■ STATED PROBLEM: Go through the entries below and copy each line containing the word "mean".

■ TASK INPUTS:
● ● ● ● ●

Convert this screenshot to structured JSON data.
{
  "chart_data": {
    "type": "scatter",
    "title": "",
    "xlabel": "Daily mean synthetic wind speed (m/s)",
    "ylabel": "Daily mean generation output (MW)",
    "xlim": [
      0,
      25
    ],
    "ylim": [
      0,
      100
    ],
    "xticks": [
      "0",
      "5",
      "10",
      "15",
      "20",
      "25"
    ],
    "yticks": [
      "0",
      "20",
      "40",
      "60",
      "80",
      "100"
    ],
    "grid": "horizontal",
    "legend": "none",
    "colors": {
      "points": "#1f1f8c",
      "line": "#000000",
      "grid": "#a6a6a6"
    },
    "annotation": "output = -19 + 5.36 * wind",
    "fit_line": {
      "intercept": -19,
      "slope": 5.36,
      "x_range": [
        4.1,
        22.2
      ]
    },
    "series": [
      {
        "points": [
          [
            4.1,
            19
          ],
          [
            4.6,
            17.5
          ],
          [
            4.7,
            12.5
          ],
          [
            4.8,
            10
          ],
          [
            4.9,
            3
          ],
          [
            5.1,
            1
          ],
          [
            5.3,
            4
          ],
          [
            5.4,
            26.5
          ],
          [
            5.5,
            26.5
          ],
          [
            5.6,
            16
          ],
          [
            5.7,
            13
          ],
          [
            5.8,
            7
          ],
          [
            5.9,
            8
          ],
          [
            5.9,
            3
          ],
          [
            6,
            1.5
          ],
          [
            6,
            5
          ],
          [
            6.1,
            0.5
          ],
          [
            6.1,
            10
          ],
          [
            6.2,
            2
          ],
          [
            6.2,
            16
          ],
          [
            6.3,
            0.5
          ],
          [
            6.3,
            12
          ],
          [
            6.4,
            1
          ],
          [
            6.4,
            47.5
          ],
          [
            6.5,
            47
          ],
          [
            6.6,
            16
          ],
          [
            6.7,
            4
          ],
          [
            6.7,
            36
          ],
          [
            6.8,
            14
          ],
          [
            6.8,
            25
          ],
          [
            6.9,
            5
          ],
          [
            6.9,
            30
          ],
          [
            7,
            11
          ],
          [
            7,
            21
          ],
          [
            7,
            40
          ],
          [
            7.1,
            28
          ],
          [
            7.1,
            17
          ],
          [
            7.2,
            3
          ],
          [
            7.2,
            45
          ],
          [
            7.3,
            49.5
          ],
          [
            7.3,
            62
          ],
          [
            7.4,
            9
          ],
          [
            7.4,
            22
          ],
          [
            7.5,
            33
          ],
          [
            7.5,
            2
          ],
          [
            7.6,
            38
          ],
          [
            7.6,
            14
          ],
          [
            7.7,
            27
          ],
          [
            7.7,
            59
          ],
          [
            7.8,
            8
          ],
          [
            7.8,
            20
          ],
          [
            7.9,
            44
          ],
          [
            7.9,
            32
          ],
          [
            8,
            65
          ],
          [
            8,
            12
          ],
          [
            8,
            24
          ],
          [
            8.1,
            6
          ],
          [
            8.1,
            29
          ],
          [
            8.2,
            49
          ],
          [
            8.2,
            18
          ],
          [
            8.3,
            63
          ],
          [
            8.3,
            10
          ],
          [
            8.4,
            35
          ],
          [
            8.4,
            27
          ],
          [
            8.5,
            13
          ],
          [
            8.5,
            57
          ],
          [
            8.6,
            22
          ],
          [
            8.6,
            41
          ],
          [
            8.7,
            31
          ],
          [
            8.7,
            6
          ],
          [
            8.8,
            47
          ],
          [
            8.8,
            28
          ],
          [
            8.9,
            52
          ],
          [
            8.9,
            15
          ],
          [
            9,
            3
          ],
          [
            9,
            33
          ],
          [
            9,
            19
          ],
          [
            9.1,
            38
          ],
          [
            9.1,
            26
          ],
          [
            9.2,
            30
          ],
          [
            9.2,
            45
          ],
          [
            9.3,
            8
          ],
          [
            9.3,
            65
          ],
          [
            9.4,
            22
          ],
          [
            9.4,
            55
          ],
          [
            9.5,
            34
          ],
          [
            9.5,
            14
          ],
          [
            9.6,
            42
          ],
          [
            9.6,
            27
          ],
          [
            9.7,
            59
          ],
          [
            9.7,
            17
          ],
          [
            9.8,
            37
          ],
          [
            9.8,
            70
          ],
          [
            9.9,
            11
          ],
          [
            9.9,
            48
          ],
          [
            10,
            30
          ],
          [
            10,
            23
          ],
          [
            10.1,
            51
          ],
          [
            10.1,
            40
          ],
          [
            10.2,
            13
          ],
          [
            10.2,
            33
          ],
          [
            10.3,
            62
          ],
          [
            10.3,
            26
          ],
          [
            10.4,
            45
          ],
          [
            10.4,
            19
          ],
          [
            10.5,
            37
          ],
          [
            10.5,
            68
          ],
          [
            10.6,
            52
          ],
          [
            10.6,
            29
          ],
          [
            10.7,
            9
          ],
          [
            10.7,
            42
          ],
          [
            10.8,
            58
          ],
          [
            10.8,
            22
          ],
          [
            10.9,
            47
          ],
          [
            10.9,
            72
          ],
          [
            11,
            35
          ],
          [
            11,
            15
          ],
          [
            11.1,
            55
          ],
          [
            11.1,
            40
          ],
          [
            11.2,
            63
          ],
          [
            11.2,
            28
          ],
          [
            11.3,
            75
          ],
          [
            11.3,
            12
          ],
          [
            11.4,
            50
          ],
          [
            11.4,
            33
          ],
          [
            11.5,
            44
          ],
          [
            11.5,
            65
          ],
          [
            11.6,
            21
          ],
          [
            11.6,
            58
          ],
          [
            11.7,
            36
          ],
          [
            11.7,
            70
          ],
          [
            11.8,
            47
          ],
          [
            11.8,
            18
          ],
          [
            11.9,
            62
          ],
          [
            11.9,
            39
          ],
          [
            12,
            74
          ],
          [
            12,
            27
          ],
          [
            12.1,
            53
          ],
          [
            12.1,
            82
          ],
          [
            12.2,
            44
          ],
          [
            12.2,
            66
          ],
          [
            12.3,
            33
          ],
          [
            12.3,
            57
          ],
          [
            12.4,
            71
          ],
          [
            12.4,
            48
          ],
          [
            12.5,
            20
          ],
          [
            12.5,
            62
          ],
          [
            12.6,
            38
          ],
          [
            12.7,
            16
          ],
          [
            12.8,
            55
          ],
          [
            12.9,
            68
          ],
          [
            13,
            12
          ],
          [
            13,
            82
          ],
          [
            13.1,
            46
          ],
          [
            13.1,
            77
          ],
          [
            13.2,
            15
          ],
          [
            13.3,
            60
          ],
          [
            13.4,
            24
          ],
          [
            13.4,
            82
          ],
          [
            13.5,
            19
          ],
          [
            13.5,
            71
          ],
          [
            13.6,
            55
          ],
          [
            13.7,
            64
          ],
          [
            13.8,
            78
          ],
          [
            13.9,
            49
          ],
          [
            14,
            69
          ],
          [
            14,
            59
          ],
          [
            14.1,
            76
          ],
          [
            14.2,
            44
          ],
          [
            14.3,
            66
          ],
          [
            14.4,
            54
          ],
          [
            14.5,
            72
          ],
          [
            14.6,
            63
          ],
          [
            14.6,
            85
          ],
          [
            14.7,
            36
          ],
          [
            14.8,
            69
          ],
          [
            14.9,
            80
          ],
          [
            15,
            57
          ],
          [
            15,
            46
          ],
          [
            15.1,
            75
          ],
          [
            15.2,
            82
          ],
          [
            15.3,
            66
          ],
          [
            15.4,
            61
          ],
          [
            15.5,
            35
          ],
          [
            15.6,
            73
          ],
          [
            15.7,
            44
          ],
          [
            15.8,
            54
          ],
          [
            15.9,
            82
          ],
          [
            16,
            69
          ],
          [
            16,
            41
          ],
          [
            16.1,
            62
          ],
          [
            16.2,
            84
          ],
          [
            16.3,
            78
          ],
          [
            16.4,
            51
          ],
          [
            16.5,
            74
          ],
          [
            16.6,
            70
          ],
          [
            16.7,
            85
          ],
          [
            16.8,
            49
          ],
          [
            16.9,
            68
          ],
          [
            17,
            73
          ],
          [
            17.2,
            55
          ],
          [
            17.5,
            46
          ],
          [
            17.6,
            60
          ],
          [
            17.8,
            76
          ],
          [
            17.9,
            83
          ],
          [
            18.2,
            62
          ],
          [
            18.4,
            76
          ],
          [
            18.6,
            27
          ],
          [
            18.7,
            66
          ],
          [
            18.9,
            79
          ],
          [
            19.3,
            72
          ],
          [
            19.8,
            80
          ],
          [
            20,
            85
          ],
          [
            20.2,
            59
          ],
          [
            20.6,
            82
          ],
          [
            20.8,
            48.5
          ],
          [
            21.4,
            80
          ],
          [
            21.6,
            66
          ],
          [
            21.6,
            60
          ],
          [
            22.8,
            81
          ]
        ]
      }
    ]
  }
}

● ● ● ● ●

■ WRITTEN RESPONSE:
    "xlabel": "Daily mean synthetic wind speed (m/s)",
    "ylabel": "Daily mean generation output (MW)",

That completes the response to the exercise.